PRESS CONFERENCE: HOME Alliance says no to ‘removals’ and geoengineering in UNFCCC Article 6.4

WHO: Global Forest Coalition (GFC), Indigenous Environmental Network (IEN), ETC Group, Health of Mother Earth Foundation (HOMEF), Centre for International Environmental Law (CIEL), Heinrich Böll Foundation (HBF)

WHERE: COP27, Press Conference Room 2 Luxor

WHEN: Thursday, 17th November at 16:30-17:00 GMT+2 (local Egypt time)

CONTACT: Laura Dunn, ETC Group (in Canada): +1 514 607 9979 / Björn Ecklundt, Heinrich-Böll-Stiftung (in Egypt): +49 160 91392672 / Cate Bonacini (in US): +1-510-520-9109 (WhatsApp/Signal)

▸ Request:
Answer these from the press conference notice:
(a) In which room at COP27 is the press conference held?
(b) On what day and at what time does it take place?
(c) Which group is Laura Dunn with?

▸ Record excerpts:
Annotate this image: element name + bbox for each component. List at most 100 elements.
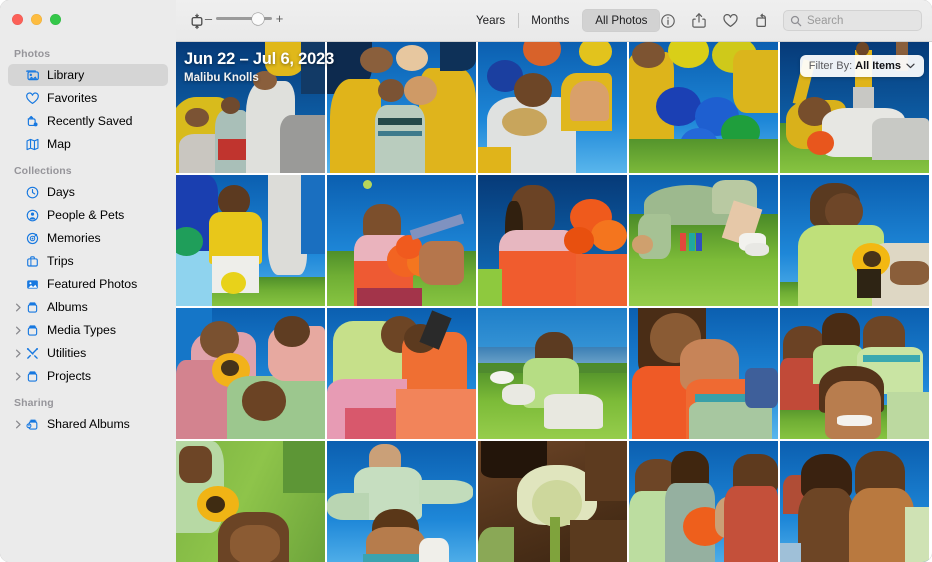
sidebar-item-label: People & Pets <box>47 208 125 222</box>
filter-label: Filter By: <box>808 60 853 72</box>
sidebar-item-people-and-pets[interactable]: People & Pets <box>8 204 168 226</box>
sidebar-scroll-area[interactable]: Photos Library Favorites Recently Saved … <box>0 42 176 562</box>
photo-thumbnail[interactable] <box>780 441 929 562</box>
clock-icon <box>24 184 41 201</box>
sidebar-item-label: Shared Albums <box>47 417 130 431</box>
album-icon <box>24 299 41 316</box>
sidebar-item-trips[interactable]: Trips <box>8 250 168 272</box>
chevron-right-icon[interactable] <box>12 296 24 318</box>
zoom-slider-knob[interactable] <box>252 12 264 25</box>
window-controls <box>12 14 61 25</box>
sidebar-item-memories[interactable]: Memories <box>8 227 168 249</box>
chevron-right-icon[interactable] <box>12 413 24 435</box>
sidebar-item-map[interactable]: Map <box>8 133 168 155</box>
sidebar: Photos Library Favorites Recently Saved … <box>0 0 176 562</box>
photo-thumbnail[interactable] <box>327 175 476 306</box>
photo-thumbnail[interactable] <box>176 42 325 173</box>
sidebar-item-shared-albums[interactable]: Shared Albums <box>8 413 168 435</box>
zoom-slider-control[interactable]: – + <box>204 12 294 25</box>
sidebar-item-albums[interactable]: Albums <box>8 296 168 318</box>
favorite-heart-icon[interactable] <box>718 9 742 32</box>
photo-thumbnail[interactable] <box>629 42 778 173</box>
photo-thumbnail[interactable] <box>780 175 929 306</box>
people-icon <box>24 207 41 224</box>
toolbar: – + Years Months All Photos Search <box>176 0 932 42</box>
filter-by-button[interactable]: Filter By: All Items <box>799 55 924 77</box>
sidebar-section-photos-title: Photos <box>14 48 51 60</box>
photo-thumbnail[interactable] <box>478 308 627 439</box>
chevron-right-icon[interactable] <box>12 319 24 341</box>
sidebar-item-label: Projects <box>47 369 92 383</box>
sidebar-item-library[interactable]: Library <box>8 64 168 86</box>
sidebar-item-label: Featured Photos <box>47 277 138 291</box>
sidebar-item-favorites[interactable]: Favorites <box>8 87 168 109</box>
photo-thumbnail[interactable] <box>176 175 325 306</box>
filter-value: All Items <box>855 60 901 72</box>
sidebar-item-label: Map <box>47 137 71 151</box>
photos-app-window: Photos Library Favorites Recently Saved … <box>0 0 932 562</box>
info-icon[interactable] <box>656 9 680 32</box>
toolbar-actions <box>656 9 773 32</box>
chevron-down-icon <box>906 63 915 69</box>
sidebar-section-collections-title: Collections <box>14 165 72 177</box>
photo-thumbnail[interactable] <box>780 308 929 439</box>
sidebar-item-label: Favorites <box>47 91 98 105</box>
sidebar-item-label: Library <box>47 68 85 82</box>
search-input[interactable]: Search <box>783 10 922 31</box>
photo-thumbnail[interactable] <box>629 441 778 562</box>
sidebar-item-recently-saved[interactable]: Recently Saved <box>8 110 168 132</box>
sidebar-item-projects[interactable]: Projects <box>8 365 168 387</box>
suitcase-icon <box>24 253 41 270</box>
featured-photos-icon <box>24 276 41 293</box>
photo-thumbnail[interactable] <box>629 308 778 439</box>
map-icon <box>24 136 41 153</box>
memories-icon <box>24 230 41 247</box>
minimize-button[interactable] <box>31 14 42 25</box>
maximize-button[interactable] <box>50 14 61 25</box>
photo-thumbnail[interactable] <box>478 441 627 562</box>
sidebar-item-label: Utilities <box>47 346 87 360</box>
tab-years[interactable]: Years <box>463 9 518 32</box>
sidebar-item-label: Days <box>47 185 75 199</box>
tab-all-photos[interactable]: All Photos <box>582 9 661 32</box>
sidebar-item-media-types[interactable]: Media Types <box>8 319 168 341</box>
shared-album-icon <box>24 416 41 433</box>
sidebar-item-label: Media Types <box>47 323 116 337</box>
photo-grid-container[interactable]: Jun 22 – Jul 6, 2023 Malibu Knolls Filte… <box>176 42 932 562</box>
view-mode-segmented-control[interactable]: Years Months All Photos <box>463 9 661 32</box>
sidebar-item-label: Trips <box>47 254 74 268</box>
search-placeholder: Search <box>807 14 844 27</box>
photo-thumbnail[interactable] <box>176 441 325 562</box>
photo-thumbnail[interactable] <box>327 42 476 173</box>
album-icon <box>24 368 41 385</box>
sidebar-item-label: Memories <box>47 231 101 245</box>
photo-thumbnail[interactable] <box>478 42 627 173</box>
close-button[interactable] <box>12 14 23 25</box>
photo-thumbnail[interactable] <box>176 308 325 439</box>
album-icon <box>24 322 41 339</box>
sidebar-item-label: Albums <box>47 300 88 314</box>
recently-saved-icon <box>24 113 41 130</box>
zoom-in-button[interactable]: + <box>275 12 284 25</box>
sidebar-item-label: Recently Saved <box>47 114 133 128</box>
utilities-icon <box>24 345 41 362</box>
photo-thumbnail[interactable] <box>327 441 476 562</box>
sidebar-item-days[interactable]: Days <box>8 181 168 203</box>
tab-months[interactable]: Months <box>518 9 582 32</box>
chevron-right-icon[interactable] <box>12 365 24 387</box>
zoom-slider-track[interactable] <box>216 12 272 25</box>
photo-thumbnail[interactable] <box>478 175 627 306</box>
share-icon[interactable] <box>687 9 711 32</box>
sidebar-item-featured-photos[interactable]: Featured Photos <box>8 273 168 295</box>
sidebar-section-sharing-title: Sharing <box>14 397 54 409</box>
search-icon <box>790 15 802 27</box>
sidebar-item-utilities[interactable]: Utilities <box>8 342 168 364</box>
library-icon <box>24 67 41 84</box>
photo-thumbnail[interactable] <box>629 175 778 306</box>
zoom-out-button[interactable]: – <box>204 12 213 25</box>
photo-thumbnail[interactable] <box>327 308 476 439</box>
photo-grid <box>176 42 932 562</box>
chevron-right-icon[interactable] <box>12 342 24 364</box>
heart-icon <box>24 90 41 107</box>
rotate-icon[interactable] <box>749 9 773 32</box>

▸ Written response:
(a) Press Conference Room 2 Luxor
(b) Thursday, 17th November, 16:30-17:00 GMT+2 (local Egypt time)
(c) ETC Group